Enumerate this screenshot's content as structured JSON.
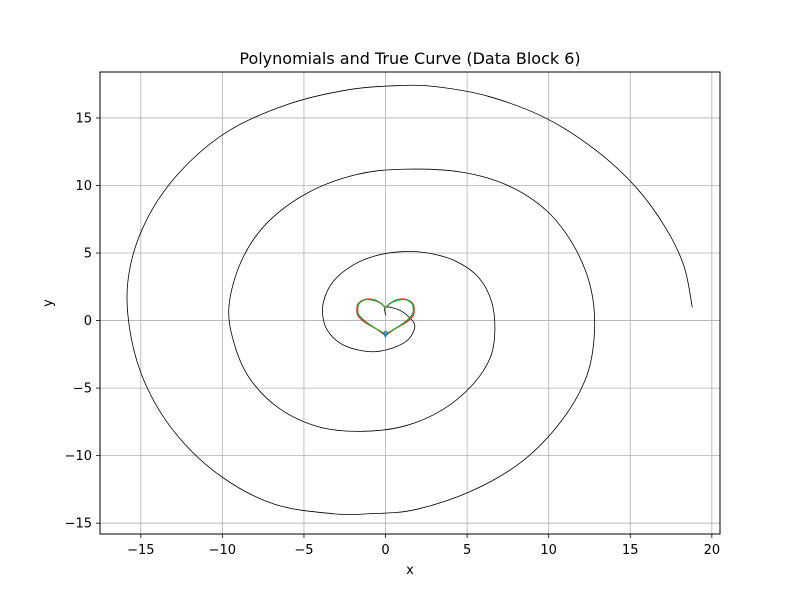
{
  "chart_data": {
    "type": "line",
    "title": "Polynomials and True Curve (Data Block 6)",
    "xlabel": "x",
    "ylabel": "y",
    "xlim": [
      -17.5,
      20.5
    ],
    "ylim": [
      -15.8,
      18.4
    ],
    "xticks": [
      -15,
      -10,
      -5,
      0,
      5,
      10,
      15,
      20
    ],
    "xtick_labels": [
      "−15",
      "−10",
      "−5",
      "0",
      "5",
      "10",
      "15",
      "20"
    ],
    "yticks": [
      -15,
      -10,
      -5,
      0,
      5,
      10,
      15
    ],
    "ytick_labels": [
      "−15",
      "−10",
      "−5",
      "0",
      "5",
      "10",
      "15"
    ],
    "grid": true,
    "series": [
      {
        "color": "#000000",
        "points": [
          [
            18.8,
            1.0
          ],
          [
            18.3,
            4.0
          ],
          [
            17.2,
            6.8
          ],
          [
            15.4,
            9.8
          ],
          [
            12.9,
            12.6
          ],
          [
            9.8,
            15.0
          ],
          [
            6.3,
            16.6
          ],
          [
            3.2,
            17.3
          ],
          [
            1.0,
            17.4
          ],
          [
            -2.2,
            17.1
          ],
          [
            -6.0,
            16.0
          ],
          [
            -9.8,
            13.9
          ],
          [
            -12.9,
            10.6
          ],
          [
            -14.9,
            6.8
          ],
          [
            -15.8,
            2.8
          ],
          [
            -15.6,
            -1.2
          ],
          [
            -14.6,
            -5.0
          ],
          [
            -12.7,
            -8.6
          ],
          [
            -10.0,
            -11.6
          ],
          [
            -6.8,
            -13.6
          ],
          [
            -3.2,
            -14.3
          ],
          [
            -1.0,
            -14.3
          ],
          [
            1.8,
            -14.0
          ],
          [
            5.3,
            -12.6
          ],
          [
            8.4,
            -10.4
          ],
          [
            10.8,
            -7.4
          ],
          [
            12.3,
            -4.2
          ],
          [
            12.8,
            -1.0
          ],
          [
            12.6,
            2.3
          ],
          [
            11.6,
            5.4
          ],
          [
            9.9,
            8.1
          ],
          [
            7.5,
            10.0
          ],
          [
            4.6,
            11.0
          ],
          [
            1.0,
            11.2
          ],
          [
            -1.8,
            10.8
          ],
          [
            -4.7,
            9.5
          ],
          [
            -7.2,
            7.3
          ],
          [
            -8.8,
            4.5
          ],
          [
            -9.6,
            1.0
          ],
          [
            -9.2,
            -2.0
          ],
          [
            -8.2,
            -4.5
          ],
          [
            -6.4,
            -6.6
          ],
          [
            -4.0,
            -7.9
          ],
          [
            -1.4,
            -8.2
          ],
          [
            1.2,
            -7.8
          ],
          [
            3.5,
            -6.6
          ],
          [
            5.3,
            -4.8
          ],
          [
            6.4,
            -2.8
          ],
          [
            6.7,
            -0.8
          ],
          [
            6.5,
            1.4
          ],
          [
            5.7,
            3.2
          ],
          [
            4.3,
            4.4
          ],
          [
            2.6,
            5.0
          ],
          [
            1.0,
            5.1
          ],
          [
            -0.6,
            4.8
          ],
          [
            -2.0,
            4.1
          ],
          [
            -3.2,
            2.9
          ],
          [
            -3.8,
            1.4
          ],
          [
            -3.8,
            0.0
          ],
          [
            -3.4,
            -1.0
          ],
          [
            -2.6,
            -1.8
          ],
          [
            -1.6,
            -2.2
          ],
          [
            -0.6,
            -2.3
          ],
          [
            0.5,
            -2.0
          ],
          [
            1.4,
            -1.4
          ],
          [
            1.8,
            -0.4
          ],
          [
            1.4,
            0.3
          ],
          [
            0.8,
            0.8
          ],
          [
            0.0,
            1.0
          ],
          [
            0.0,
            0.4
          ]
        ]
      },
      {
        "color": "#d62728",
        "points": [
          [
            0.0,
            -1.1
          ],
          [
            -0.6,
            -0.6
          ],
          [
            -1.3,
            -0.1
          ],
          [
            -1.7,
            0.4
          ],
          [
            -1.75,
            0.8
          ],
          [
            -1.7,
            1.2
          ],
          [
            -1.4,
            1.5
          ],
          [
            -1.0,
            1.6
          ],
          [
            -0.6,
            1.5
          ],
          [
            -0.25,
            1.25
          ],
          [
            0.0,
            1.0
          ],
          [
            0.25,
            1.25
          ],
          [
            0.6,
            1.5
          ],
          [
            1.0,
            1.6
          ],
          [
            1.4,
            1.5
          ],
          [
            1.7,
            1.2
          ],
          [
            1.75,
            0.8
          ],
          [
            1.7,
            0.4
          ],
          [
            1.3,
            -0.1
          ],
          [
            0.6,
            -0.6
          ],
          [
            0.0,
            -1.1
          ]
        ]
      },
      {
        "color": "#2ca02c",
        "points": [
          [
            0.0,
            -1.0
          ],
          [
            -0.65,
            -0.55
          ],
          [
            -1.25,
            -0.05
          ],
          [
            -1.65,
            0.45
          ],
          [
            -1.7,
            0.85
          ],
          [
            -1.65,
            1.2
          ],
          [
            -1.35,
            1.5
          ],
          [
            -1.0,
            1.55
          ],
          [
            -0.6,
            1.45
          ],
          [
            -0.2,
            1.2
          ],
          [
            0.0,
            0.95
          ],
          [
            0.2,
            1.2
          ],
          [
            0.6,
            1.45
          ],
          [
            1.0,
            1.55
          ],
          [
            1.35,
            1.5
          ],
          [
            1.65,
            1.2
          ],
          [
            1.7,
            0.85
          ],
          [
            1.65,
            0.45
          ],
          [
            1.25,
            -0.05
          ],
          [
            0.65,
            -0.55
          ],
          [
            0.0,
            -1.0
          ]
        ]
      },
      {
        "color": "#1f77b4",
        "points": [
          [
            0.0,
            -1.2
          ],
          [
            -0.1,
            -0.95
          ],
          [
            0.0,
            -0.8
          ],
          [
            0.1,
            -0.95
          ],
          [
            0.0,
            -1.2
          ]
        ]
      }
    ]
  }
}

********************

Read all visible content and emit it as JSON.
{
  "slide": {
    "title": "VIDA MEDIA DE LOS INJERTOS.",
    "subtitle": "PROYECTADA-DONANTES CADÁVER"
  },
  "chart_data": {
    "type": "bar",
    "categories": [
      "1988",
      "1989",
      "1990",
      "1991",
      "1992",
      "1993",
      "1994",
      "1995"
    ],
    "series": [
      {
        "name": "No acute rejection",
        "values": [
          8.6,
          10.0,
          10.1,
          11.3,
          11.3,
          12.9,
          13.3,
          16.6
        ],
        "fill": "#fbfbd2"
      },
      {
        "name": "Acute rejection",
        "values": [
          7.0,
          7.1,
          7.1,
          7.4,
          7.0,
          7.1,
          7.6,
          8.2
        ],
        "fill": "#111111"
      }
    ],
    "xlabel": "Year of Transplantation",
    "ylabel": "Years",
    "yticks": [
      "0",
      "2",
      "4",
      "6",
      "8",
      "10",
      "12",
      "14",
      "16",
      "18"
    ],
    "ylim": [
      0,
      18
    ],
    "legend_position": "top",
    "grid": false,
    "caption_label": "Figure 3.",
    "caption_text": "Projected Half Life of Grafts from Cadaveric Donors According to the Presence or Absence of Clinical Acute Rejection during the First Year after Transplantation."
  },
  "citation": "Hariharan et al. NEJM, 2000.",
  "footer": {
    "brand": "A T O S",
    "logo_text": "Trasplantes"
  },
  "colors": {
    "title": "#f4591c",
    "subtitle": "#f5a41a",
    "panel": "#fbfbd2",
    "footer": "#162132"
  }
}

********************

EXERCISE:
Locate the word "subtitle" in the entries, and copy every line where it is found.

FINISHED EXERCISE:
    "subtitle": "PROYECTADA-DONANTES CADÁVER"
    "subtitle": "#f5a41a",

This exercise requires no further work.